-- Things to do --
(1) Duplicate the stretch from "Perspective in The Stranger" through "throughout the story." in the essay on perspective in The Stranger.
(2) According to the essay on perspective in The Stranger, why does Meursault receive no meaning from marriage or from his mother's death? Answer in one to three sentences.

-- Source passage --
________________________________________

Perspective in The Stranger

One of Camus’ central arguments is that perspective towards events in one’s life determines the meaning one receives from life. Examples of different perspectives are shown throughout the story.

Marie eventually asks Meursault if he wants to marry her and he responded that  “it didn’t make any difference to me and that we could if she wanted to” (p.41). Meursault’s perspective toward his and Marie’s relationship is indifferent. Meursault is not affected by a proposal of marriage; he is not affected in life at all. Futhermore, when asked if he felt any sadness the day of his mother’s funeral, “I probably did love Maman, but that didn’t mean anything” (p.65). Meursault didn’t feel anything after his mother’s death. His indifferent perspective causes him to feel nothing in life, he receives no meaning from the happiness of marriage or death of a loved one. Camus brings to light an important question for us all to examine in our own life: how does our own perspective contribute to the way we feel and experience life?

________________________________________

-- Provided data --

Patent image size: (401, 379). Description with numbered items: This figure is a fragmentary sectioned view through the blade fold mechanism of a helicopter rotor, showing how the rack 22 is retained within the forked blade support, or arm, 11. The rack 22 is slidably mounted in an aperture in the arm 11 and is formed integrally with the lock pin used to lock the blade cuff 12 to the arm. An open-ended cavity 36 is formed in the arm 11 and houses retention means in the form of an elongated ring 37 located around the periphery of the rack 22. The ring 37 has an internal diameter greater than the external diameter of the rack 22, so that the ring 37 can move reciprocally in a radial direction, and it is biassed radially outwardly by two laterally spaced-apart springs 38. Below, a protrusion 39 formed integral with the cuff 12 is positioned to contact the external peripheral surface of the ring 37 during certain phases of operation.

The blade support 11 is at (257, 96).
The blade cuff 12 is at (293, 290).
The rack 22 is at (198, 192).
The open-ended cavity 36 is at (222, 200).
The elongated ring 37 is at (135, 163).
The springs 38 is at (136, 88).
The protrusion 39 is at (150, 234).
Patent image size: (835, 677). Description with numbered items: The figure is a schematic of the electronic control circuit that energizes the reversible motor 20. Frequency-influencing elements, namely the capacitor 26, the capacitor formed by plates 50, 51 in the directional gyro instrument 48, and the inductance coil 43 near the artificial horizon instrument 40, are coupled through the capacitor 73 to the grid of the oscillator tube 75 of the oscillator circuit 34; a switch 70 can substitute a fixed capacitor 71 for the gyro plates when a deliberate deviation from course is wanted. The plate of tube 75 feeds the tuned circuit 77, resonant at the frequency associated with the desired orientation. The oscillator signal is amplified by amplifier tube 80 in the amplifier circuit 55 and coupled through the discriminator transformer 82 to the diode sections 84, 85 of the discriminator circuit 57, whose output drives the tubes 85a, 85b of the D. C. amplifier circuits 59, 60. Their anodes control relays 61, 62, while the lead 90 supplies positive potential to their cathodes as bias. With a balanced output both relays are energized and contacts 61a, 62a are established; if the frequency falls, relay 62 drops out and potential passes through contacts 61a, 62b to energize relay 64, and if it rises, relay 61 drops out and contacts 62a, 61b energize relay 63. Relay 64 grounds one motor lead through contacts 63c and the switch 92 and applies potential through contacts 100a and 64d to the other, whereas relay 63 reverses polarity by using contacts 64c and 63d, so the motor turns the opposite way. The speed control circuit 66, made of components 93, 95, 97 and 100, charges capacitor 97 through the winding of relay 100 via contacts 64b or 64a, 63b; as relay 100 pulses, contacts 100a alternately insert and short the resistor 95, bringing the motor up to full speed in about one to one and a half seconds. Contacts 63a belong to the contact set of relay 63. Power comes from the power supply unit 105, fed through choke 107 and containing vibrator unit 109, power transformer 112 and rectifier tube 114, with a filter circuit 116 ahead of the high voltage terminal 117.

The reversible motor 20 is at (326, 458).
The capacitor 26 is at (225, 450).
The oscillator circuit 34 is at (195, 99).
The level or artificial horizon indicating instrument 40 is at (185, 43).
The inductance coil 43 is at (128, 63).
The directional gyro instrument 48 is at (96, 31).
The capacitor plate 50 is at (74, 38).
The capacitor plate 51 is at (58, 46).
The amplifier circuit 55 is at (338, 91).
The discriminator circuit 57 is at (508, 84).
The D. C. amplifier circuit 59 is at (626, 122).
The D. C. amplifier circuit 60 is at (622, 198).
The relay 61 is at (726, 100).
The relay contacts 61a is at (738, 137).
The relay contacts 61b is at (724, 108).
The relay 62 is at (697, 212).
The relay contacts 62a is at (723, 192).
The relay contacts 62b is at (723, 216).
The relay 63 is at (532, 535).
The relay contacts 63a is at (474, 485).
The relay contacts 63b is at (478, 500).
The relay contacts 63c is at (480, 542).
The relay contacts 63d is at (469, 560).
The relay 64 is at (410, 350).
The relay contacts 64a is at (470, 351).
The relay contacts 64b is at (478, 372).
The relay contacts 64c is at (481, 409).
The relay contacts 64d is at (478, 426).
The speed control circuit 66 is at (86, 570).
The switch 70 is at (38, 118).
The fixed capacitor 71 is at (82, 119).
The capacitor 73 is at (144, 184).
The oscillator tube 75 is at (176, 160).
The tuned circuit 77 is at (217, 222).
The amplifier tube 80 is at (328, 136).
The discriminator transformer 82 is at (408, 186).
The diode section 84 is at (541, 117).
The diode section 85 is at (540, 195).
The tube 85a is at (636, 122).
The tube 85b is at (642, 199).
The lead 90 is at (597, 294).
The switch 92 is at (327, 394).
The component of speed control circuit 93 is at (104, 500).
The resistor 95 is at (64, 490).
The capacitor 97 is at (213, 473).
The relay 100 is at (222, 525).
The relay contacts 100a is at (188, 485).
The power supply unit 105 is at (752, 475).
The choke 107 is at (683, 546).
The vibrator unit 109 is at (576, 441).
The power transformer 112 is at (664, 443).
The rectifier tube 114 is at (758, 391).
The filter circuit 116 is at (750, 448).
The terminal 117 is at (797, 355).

________________________________________

-- Answers for each item --
(1)
Perspective in The Stranger

One of Camus’ central arguments is that perspective towards events in one’s life determines the meaning one receives from life. Examples of different perspectives are shown throughout the story.

(2) His indifferent perspective causes him to feel nothing in life. As a result, neither the happiness of marriage nor the death of a loved one gives him any meaning. This illustrates the argument that one's perspective toward events determines the meaning one receives from life.